THE REQUEST - Report each line of the data that includes the word "denser".

(Data records)

- - - -

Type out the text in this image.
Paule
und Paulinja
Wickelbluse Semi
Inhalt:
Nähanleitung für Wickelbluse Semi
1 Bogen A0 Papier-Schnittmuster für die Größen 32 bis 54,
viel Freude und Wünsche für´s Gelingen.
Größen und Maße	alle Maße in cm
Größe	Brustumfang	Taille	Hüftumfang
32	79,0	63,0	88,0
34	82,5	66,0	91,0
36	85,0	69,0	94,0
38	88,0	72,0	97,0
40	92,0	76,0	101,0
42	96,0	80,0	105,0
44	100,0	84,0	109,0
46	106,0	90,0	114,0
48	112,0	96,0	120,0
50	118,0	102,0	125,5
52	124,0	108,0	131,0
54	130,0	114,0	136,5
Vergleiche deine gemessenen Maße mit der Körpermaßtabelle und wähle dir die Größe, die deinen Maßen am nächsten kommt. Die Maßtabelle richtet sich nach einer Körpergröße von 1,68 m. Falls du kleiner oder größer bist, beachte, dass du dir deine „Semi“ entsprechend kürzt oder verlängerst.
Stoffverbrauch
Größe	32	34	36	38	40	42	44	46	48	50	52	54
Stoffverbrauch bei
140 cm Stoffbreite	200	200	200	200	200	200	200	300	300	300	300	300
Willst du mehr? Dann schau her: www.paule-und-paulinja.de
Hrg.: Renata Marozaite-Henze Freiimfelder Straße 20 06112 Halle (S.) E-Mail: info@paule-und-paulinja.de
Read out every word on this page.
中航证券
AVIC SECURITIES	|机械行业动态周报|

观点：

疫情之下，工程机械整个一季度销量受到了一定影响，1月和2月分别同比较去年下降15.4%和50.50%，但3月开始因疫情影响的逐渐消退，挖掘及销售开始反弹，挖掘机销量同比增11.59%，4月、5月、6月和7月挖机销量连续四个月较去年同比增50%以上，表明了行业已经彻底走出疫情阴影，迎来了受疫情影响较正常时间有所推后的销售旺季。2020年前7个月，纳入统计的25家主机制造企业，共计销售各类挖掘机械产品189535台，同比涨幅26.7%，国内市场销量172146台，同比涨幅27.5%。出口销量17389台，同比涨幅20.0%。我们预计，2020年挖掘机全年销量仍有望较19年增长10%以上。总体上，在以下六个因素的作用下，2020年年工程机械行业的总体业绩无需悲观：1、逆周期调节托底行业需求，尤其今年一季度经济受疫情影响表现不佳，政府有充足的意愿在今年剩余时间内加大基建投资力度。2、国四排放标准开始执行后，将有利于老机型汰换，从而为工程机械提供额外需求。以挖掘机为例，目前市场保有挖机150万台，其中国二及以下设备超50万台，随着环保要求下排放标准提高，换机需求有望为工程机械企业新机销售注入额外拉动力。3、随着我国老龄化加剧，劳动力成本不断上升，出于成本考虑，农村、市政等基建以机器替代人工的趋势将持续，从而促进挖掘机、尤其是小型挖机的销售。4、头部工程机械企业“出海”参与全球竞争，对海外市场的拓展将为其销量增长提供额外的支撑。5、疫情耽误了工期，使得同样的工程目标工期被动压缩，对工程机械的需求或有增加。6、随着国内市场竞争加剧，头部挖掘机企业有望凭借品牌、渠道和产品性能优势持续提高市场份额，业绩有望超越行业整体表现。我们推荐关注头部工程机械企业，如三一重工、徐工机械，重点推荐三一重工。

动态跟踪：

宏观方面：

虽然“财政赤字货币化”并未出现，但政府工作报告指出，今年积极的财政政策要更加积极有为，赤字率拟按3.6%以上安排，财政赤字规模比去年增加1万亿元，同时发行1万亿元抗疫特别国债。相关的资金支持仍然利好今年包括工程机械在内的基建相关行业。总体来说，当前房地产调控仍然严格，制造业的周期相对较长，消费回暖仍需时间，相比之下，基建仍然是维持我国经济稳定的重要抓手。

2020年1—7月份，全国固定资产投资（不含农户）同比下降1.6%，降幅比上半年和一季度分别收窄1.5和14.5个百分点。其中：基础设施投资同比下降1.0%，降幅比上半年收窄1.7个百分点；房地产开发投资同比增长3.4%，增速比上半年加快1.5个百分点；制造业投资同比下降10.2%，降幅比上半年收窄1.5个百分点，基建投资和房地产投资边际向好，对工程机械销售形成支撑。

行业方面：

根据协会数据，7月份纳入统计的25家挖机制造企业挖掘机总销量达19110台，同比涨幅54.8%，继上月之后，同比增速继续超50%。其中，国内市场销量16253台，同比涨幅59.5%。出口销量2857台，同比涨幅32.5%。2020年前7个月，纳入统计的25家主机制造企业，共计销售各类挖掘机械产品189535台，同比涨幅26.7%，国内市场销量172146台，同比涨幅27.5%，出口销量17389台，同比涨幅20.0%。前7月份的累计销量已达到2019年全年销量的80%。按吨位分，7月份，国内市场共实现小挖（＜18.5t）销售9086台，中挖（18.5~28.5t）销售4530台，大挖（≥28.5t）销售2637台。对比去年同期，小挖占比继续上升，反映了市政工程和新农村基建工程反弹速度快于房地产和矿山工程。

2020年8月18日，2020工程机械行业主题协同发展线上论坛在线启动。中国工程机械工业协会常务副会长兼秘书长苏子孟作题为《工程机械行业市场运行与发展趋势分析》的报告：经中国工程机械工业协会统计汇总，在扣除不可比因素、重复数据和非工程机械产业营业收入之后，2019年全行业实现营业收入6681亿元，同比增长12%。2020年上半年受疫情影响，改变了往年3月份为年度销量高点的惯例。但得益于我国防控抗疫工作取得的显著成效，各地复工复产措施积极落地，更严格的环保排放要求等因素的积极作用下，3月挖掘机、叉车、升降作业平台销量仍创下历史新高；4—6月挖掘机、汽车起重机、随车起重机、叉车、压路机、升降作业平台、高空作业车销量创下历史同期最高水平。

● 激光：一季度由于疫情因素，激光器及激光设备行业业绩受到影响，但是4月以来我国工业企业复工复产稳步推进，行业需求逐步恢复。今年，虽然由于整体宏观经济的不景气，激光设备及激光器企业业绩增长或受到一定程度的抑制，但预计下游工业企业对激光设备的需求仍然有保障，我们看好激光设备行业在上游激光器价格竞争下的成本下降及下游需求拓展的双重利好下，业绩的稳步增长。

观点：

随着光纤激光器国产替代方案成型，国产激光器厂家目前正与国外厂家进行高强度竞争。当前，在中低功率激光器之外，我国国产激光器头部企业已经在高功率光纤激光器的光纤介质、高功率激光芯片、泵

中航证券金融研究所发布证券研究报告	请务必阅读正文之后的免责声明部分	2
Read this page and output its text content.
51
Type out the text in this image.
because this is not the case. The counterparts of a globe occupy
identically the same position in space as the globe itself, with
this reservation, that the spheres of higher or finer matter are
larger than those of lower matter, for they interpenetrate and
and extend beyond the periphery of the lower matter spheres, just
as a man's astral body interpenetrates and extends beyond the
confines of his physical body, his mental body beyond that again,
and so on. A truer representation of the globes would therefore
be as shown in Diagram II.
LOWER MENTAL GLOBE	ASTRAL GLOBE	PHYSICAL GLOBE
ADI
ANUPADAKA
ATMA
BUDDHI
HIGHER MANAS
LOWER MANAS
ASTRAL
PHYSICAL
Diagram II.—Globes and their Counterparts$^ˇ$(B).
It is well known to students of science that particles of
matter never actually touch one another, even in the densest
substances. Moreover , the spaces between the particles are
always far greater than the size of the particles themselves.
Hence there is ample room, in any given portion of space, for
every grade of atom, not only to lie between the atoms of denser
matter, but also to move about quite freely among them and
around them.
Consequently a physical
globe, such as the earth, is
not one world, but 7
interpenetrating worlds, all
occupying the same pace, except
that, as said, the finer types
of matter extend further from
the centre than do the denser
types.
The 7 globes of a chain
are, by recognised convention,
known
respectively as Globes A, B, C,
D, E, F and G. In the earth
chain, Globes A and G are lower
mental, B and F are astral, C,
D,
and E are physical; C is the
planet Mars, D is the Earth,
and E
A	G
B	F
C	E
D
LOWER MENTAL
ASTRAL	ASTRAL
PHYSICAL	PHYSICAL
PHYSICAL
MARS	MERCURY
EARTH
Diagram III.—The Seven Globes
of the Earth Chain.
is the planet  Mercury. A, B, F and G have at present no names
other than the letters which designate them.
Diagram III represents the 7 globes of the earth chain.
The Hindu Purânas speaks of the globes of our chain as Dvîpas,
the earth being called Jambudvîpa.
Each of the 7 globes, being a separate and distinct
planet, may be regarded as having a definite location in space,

- - - -

TASK SOLUTION -
every grade of atom, not only to lie between the atoms of denser
the centre than do the denser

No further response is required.